Collected data entries:

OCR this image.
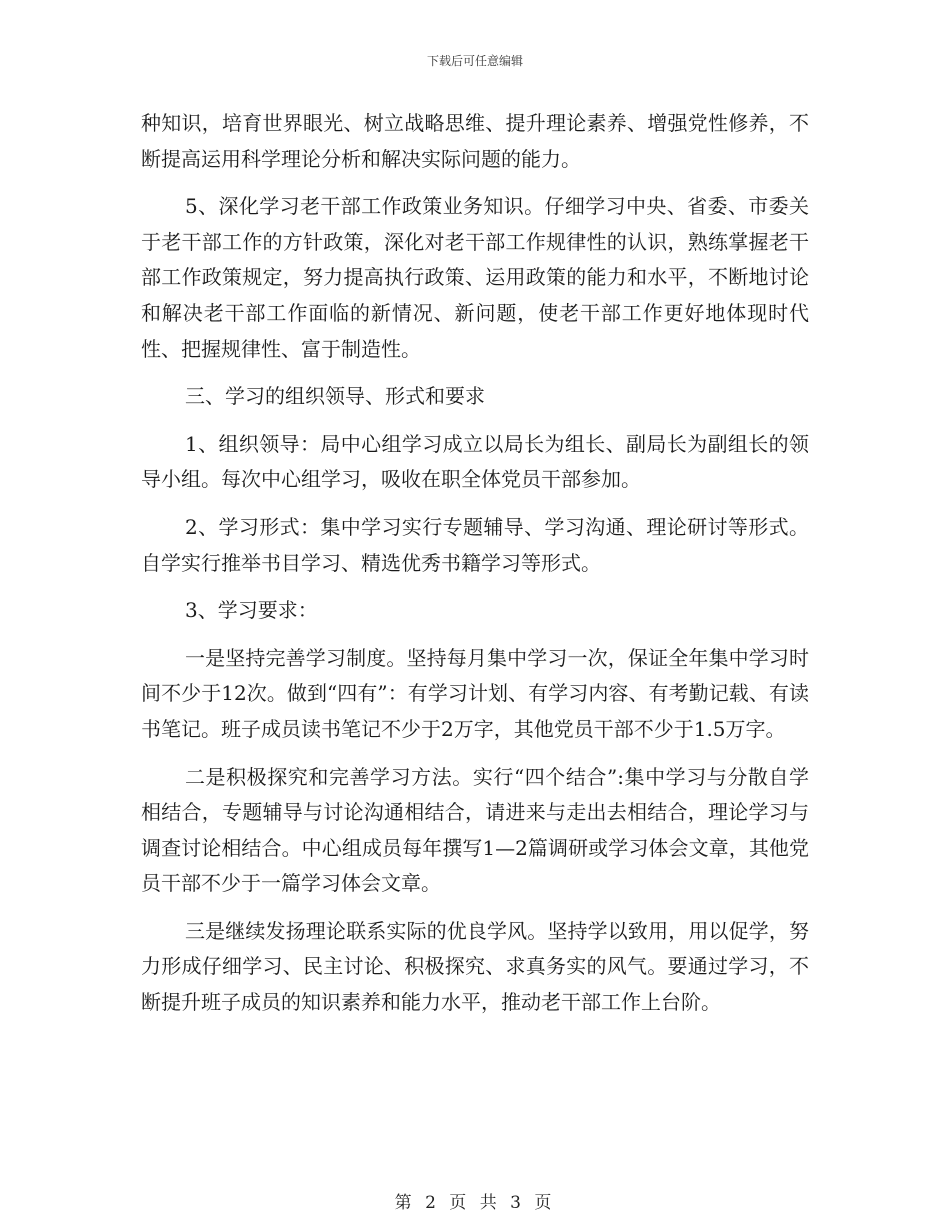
下载后可任意编辑

种知识，培育世界眼光、树立战略思维、提升理论素养、增强党性修养，不断提高运用科学理论分析和解决实际问题的能力。

5、深化学习老干部工作政策业务知识。仔细学习中央、省委、市委关于老干部工作的方针政策，深化对老干部工作规律性的认识，熟练掌握老干部工作政策规定，努力提高执行政策、运用政策的能力和水平，不断地讨论和解决老干部工作面临的新情况、新问题，使老干部工作更好地体现时代性、把握规律性、富于制造性。

三、学习的组织领导、形式和要求

1、组织领导：局中心组学习成立以局长为组长、副局长为副组长的领导小组。每次中心组学习，吸收在职全体党员干部参加。

2、学习形式：集中学习实行专题辅导、学习沟通、理论研讨等形式。自学实行推举书目学习、精选优秀书籍学习等形式。

3、学习要求：

一是坚持完善学习制度。坚持每月集中学习一次，保证全年集中学习时间不少于12次。做到“四有”：有学习计划、有学习内容、有考勤记载、有读书笔记。班子成员读书笔记不少于2万字，其他党员干部不少于1.5万字。

二是积极探究和完善学习方法。实行“四个结合”:集中学习与分散自学相结合，专题辅导与讨论沟通相结合，请进来与走出去相结合，理论学习与调查讨论相结合。中心组成员每年撰写1—2篇调研或学习体会文章，其他党员干部不少于一篇学习体会文章。

三是继续发扬理论联系实际的优良学风。坚持学以致用，用以促学，努力形成仔细学习、民主讨论、积极探究、求真务实的风气。要通过学习，不断提升班子成员的知识素养和能力水平，推动老干部工作上台阶。

第 2 页 共 3 页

▸ **Given task**
Copy the records above exactly, omitting every picture.

▸ **Correct result**
OCR this image.
下载后可任意编辑

种知识，培育世界眼光、树立战略思维、提升理论素养、增强党性修养，不断提高运用科学理论分析和解决实际问题的能力。

5、深化学习老干部工作政策业务知识。仔细学习中央、省委、市委关于老干部工作的方针政策，深化对老干部工作规律性的认识，熟练掌握老干部工作政策规定，努力提高执行政策、运用政策的能力和水平，不断地讨论和解决老干部工作面临的新情况、新问题，使老干部工作更好地体现时代性、把握规律性、富于制造性。

三、学习的组织领导、形式和要求

1、组织领导：局中心组学习成立以局长为组长、副局长为副组长的领导小组。每次中心组学习，吸收在职全体党员干部参加。

2、学习形式：集中学习实行专题辅导、学习沟通、理论研讨等形式。自学实行推举书目学习、精选优秀书籍学习等形式。

3、学习要求：

一是坚持完善学习制度。坚持每月集中学习一次，保证全年集中学习时间不少于12次。做到“四有”：有学习计划、有学习内容、有考勤记载、有读书笔记。班子成员读书笔记不少于2万字，其他党员干部不少于1.5万字。

二是积极探究和完善学习方法。实行“四个结合”:集中学习与分散自学相结合，专题辅导与讨论沟通相结合，请进来与走出去相结合，理论学习与调查讨论相结合。中心组成员每年撰写1—2篇调研或学习体会文章，其他党员干部不少于一篇学习体会文章。

三是继续发扬理论联系实际的优良学风。坚持学以致用，用以促学，努力形成仔细学习、民主讨论、积极探究、求真务实的风气。要通过学习，不断提升班子成员的知识素养和能力水平，推动老干部工作上台阶。

第 2 页 共 3 页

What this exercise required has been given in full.